Records that describe figures
┄┄┄┄┄┄┄┄┄┄┄┄┄┄┄┄┄┄┄┄

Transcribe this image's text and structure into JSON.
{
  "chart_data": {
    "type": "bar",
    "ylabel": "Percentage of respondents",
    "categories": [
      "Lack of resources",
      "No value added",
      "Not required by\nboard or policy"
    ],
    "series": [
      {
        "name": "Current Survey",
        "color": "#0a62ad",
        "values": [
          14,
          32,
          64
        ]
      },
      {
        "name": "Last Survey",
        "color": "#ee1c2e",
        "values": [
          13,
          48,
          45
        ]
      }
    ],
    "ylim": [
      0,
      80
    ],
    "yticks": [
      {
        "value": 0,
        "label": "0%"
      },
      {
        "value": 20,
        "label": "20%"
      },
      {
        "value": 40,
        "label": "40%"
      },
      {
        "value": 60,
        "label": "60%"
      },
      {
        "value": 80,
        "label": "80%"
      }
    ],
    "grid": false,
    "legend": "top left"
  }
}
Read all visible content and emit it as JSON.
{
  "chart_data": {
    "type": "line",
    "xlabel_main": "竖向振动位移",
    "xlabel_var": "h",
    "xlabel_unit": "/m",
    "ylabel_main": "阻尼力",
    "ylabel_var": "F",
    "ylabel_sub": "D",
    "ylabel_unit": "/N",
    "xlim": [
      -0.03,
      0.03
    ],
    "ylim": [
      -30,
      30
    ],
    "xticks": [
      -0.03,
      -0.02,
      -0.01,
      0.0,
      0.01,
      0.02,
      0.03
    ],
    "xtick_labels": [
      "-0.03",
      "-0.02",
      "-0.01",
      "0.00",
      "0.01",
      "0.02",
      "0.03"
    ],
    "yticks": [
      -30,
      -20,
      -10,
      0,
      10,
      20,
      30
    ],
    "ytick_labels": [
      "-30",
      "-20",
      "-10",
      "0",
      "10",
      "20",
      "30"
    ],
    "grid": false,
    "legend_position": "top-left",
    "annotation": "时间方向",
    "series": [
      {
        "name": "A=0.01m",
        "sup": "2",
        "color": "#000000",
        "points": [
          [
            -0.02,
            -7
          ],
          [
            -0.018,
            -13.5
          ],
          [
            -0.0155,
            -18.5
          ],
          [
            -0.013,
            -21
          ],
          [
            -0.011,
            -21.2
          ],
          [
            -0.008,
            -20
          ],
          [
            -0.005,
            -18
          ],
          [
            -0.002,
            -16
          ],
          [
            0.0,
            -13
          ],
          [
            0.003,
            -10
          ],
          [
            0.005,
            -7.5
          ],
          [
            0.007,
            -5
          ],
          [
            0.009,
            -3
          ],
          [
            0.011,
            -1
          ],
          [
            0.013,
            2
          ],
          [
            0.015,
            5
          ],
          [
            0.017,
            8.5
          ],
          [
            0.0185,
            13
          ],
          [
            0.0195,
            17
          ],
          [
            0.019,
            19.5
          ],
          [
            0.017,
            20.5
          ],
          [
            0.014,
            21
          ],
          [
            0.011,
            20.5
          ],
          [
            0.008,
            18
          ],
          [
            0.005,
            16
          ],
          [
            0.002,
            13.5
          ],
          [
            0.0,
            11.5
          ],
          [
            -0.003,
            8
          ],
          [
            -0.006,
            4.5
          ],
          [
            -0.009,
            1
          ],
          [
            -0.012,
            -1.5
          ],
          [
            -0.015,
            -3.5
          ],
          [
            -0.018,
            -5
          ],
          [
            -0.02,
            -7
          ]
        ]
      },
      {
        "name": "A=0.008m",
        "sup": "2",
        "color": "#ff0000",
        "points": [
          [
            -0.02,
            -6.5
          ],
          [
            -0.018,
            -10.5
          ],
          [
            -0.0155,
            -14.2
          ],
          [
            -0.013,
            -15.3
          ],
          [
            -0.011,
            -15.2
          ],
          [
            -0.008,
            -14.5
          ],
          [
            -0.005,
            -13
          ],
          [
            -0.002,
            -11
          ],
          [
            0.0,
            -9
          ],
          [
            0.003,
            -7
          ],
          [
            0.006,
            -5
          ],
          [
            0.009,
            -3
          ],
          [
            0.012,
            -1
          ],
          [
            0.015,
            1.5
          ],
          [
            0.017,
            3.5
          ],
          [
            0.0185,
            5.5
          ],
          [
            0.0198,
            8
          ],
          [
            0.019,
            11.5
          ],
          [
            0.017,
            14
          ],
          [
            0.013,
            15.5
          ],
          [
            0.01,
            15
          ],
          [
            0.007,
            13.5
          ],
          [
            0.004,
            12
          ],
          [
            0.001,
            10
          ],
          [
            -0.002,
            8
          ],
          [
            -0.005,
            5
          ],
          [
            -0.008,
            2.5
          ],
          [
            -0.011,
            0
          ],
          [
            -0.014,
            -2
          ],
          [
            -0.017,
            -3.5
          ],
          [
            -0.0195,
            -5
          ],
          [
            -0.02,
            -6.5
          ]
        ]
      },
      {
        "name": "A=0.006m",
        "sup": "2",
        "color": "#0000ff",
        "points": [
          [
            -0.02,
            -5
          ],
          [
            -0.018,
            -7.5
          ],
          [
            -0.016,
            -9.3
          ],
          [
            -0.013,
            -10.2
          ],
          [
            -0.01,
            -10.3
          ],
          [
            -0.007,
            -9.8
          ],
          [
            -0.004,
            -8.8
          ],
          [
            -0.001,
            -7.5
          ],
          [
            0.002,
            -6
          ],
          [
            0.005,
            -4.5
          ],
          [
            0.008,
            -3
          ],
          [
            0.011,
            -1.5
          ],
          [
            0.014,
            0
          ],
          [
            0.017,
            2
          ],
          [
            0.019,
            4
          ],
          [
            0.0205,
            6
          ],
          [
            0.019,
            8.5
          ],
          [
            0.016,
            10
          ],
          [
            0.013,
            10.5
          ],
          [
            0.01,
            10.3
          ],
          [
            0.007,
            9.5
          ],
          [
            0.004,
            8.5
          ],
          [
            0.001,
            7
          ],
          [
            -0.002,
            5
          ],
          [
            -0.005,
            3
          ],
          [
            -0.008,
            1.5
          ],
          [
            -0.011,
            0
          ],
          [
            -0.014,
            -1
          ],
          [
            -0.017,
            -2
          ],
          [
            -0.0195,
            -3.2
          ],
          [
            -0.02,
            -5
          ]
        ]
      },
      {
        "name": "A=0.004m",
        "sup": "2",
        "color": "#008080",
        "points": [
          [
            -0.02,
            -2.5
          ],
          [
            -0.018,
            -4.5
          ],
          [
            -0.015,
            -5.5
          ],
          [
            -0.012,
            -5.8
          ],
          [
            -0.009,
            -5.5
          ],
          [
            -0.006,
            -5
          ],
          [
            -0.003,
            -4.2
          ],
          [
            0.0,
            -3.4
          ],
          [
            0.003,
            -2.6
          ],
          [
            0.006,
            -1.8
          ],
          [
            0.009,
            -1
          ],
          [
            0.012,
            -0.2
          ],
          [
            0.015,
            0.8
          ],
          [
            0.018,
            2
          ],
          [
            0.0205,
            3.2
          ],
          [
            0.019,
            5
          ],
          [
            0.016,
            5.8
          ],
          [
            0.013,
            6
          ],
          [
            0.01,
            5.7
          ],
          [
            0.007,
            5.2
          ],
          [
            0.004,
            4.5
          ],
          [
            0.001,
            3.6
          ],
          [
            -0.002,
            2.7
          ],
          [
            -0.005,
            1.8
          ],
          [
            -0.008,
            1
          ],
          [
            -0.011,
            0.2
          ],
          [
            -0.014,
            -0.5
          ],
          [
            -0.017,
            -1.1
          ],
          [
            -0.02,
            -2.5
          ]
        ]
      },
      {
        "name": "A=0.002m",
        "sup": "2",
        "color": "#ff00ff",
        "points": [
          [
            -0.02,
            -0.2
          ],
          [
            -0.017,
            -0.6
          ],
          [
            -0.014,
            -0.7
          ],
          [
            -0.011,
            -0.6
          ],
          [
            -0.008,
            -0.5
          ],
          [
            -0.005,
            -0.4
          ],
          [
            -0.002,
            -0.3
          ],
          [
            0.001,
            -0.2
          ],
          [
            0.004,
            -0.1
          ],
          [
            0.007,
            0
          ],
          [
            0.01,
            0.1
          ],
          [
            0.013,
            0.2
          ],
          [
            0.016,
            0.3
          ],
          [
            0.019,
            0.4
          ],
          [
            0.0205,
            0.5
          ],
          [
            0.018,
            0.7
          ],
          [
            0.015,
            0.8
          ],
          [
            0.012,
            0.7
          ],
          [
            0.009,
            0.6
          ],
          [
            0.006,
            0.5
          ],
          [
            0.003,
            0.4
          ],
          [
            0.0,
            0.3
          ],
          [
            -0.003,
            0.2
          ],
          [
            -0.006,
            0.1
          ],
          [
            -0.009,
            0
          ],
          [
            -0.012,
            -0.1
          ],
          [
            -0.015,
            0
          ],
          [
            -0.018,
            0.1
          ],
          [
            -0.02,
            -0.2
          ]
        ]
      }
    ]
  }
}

┄┄┄┄┄┄┄┄┄┄┄┄┄┄┄┄┄┄┄┄

TASK DETAILS. Of the lines above, how many include the word "name"? Reply with the number alone.

TASK ANSWER. 7